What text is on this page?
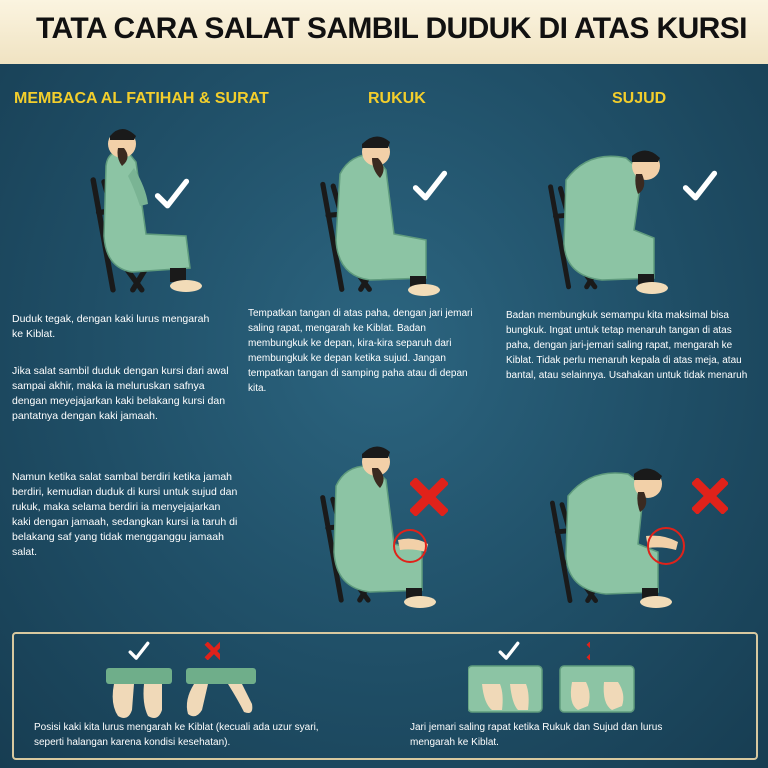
TATA CARA SALAT SAMBIL DUDUK DI ATAS KURSI
MEMBACA AL FATIHAH & SURAT	RUKUK	SUJUD

Duduk tegak, dengan kaki lurus mengarah ke Kiblat.

Jika salat sambil duduk dengan kursi dari awal sampai akhir, maka ia meluruskan safnya dengan meyejajarkan kaki belakang kursi dan pantatnya dengan kaki jamaah.

Namun ketika salat sambal berdiri ketika jamah berdiri, kemudian duduk di kursi untuk sujud dan rukuk, maka selama berdiri ia menyejajarkan kaki dengan jamaah, sedangkan kursi ia taruh di belakang saf yang tidak mengganggu jamaah salat.

Tempatkan tangan di atas paha, dengan jari jemari saling rapat, mengarah ke Kiblat. Badan membungkuk ke depan, kira-kira separuh dari membungkuk ke depan ketika sujud. Jangan tempatkan tangan di samping paha atau di depan kita.

Badan membungkuk semampu kita maksimal bisa bungkuk. Ingat untuk tetap menaruh tangan di atas paha, dengan jari-jemari saling rapat, mengarah ke Kiblat. Tidak perlu menaruh kepala di atas meja, atau bantal, atau selainnya. Usahakan untuk tidak menaruh

Posisi kaki kita lurus mengarah ke Kiblat (kecuali ada uzur syari, seperti halangan karena kondisi kesehatan).

Jari jemari saling rapat ketika Rukuk dan Sujud dan lurus mengarah ke Kiblat.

━━━━━━

Find and copy each line above that includes the string "Kiblat".

Worked solution:
Duduk tegak, dengan kaki lurus mengarah ke Kiblat.
Tempatkan tangan di atas paha, dengan jari jemari saling rapat, mengarah ke Kiblat. Badan membungkuk ke depan, kira-kira separuh dari membungkuk ke depan ketika sujud. Jangan tempatkan tangan di samping paha atau di depan kita.
Badan membungkuk semampu kita maksimal bisa bungkuk. Ingat untuk tetap menaruh tangan di atas paha, dengan jari-jemari saling rapat, mengarah ke Kiblat. Tidak perlu menaruh kepala di atas meja, atau bantal, atau selainnya. Usahakan untuk tidak menaruh
Posisi kaki kita lurus mengarah ke Kiblat (kecuali ada uzur syari, seperti halangan karena kondisi kesehatan).
Jari jemari saling rapat ketika Rukuk dan Sujud dan lurus mengarah ke Kiblat.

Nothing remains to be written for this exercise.